*Set problem 1*
Please reproduce the stretch of the MetID package documentation from "Package 'MetID'" through "detected by LC-MS.".
*Set problem 2*
Answer these from the MetID package documentation:
(a) Which license is the package released under?
(b) How many rows does the demo1 data frame have?
(c) How many rows does the demo2 data frame have?

*Source*

Package 'MetID'

Title: Network-based prioritization of putative metabolite IDs
Description: This package uses an innovative network-based approach that will enhance our ability to determine the identities of significant ions detected by LC-MS.
Authors: Zhenzhi Li <[email protected]>
Maintainer: Zhenzhi Li <[email protected]>
License: Artistic-2.0
Version: 1.25.0
Built: 2024-12-29 05:53:13 UTC
Source: https://github.com/bioc/MetID

Help Index


Example of input dataset, in which colnames does not meet requirement.

Description

A dataset which can be used as input dataset and its row names do not match the default row names.

Usage

demo1

Format

A data frame with 20 rows and 6 variables:

Query.Mass

Mass of compounds.

Name

Names of putative IDs.

Formula

Formulas of putative IDs.

Exact.Mass

Exact mass of putative IDs.

PubChem.CID

PubChem IDs of putative IDs.

KEGG.ID

KEGG IDs of putative IDs.

...


Example of input dataset, in which colnames does not meet requirement.

Description

A dataset which can be used as input dataset and its row names do not match the default row names.

Usage

demo2

Format

A data frame with 3592 rows and 6 variables:

Query.Mass

Mass of compounds.

Name

Names of putative IDs.

Formula

Formulas of putative IDs.

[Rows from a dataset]

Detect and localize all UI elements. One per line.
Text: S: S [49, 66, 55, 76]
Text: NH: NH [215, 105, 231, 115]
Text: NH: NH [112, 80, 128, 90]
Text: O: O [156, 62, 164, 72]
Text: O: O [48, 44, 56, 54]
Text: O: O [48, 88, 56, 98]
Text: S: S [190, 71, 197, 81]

*Written reply 1*
Package 'MetID'

Title: Network-based prioritization of putative metabolite IDs
Description: This package uses an innovative network-based approach that will enhance our ability to determine the identities of significant ions detected by LC-MS.

*Written reply 2*
(a) Artistic-2.0
(b) 20
(c) 3592